EXERCISE BRIEF:
Please give the entries again in full and exactly, without any picture.

SUPPLIED DATA:
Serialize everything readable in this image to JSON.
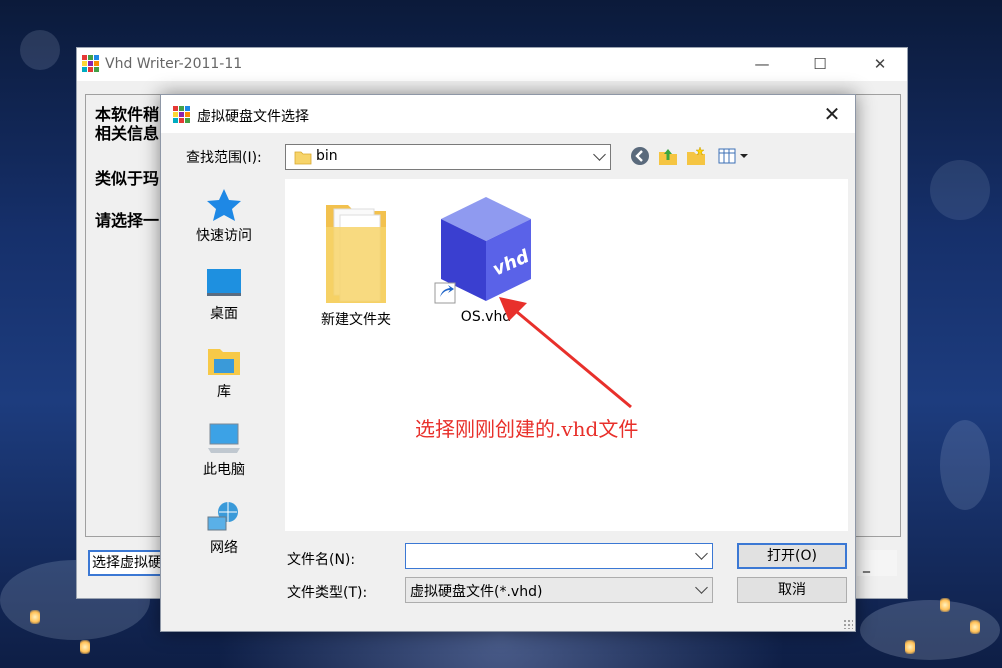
{
  "main_window": {
    "title": "Vhd Writer-2011-11",
    "controls": {
      "minimize": "—",
      "maximize": "☐",
      "close": "✕"
    },
    "lines": [
      "本软件稍",
      "相关信息",
      "类似于玛",
      "请选择一"
    ],
    "select_button": "选择虚拟硬",
    "right_button": "_"
  },
  "dialog": {
    "title": "虚拟硬盘文件选择",
    "close": "✕",
    "lookin_label": "查找范围(I):",
    "lookin_value": "bin",
    "places": [
      {
        "label": "快速访问",
        "icon": "quick-access-star-icon"
      },
      {
        "label": "桌面",
        "icon": "desktop-icon"
      },
      {
        "label": "库",
        "icon": "library-icon"
      },
      {
        "label": "此电脑",
        "icon": "this-pc-icon"
      },
      {
        "label": "网络",
        "icon": "network-icon"
      }
    ],
    "files": [
      {
        "name": "新建文件夹",
        "icon": "folder-icon"
      },
      {
        "name": "OS.vhd",
        "icon": "vhd-file-icon",
        "cube_text": "vhd"
      }
    ],
    "filename_label": "文件名(N):",
    "filename_value": "",
    "filetype_label": "文件类型(T):",
    "filetype_value": "虚拟硬盘文件(*.vhd)",
    "open_button": "打开(O)",
    "cancel_button": "取消"
  },
  "annotation": {
    "text": "选择刚刚创建的.vhd文件",
    "color": "#e8302b"
  },
  "colors": {
    "accent_blue": "#3b78d4",
    "folder_yellow": "#f7d46a"
  }
}
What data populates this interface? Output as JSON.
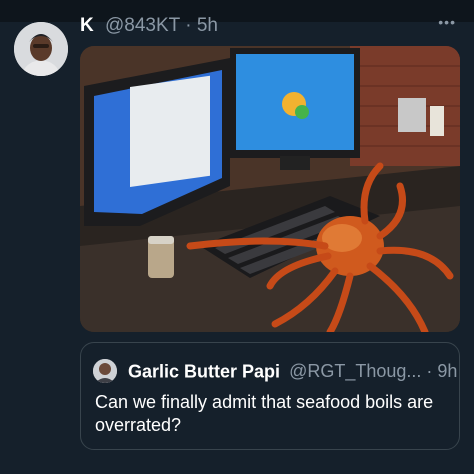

SOLUTION TO THE PROBLEM:
Serialize everything readable in this image to JSON.
{
  "main_window": {
    "title": "Vhd Writer-2011-11",
    "controls": {
      "minimize": "—",
      "maximize": "☐",
      "close": "✕"
    },
    "lines": [
      "本软件稍",
      "相关信息",
      "类似于玛",
      "请选择一"
    ],
    "select_button": "选择虚拟硬",
    "right_button": "_"
  },
  "dialog": {
    "title": "虚拟硬盘文件选择",
    "close": "✕",
    "lookin_label": "查找范围(I):",
    "lookin_value": "bin",
    "places": [
      {
        "label": "快速访问",
        "icon": "quick-access-star-icon"
      },
      {
        "label": "桌面",
        "icon": "desktop-icon"
      },
      {
        "label": "库",
        "icon": "library-icon"
      },
      {
        "label": "此电脑",
        "icon": "this-pc-icon"
      },
      {
        "label": "网络",
        "icon": "network-icon"
      }
    ],
    "files": [
      {
        "name": "新建文件夹",
        "icon": "folder-icon"
      },
      {
        "name": "OS.vhd",
        "icon": "vhd-file-icon",
        "cube_text": "vhd"
      }
    ],
    "filename_label": "文件名(N):",
    "filename_value": "",
    "filetype_label": "文件类型(T):",
    "filetype_value": "虚拟硬盘文件(*.vhd)",
    "open_button": "打开(O)",
    "cancel_button": "取消"
  },
  "annotation": {
    "text": "选择刚刚创建的.vhd文件",
    "color": "#e8302b"
  },
  "colors": {
    "accent_blue": "#3b78d4",
    "folder_yellow": "#f7d46a"
  }
}
What data populates this interface? Output as JSON.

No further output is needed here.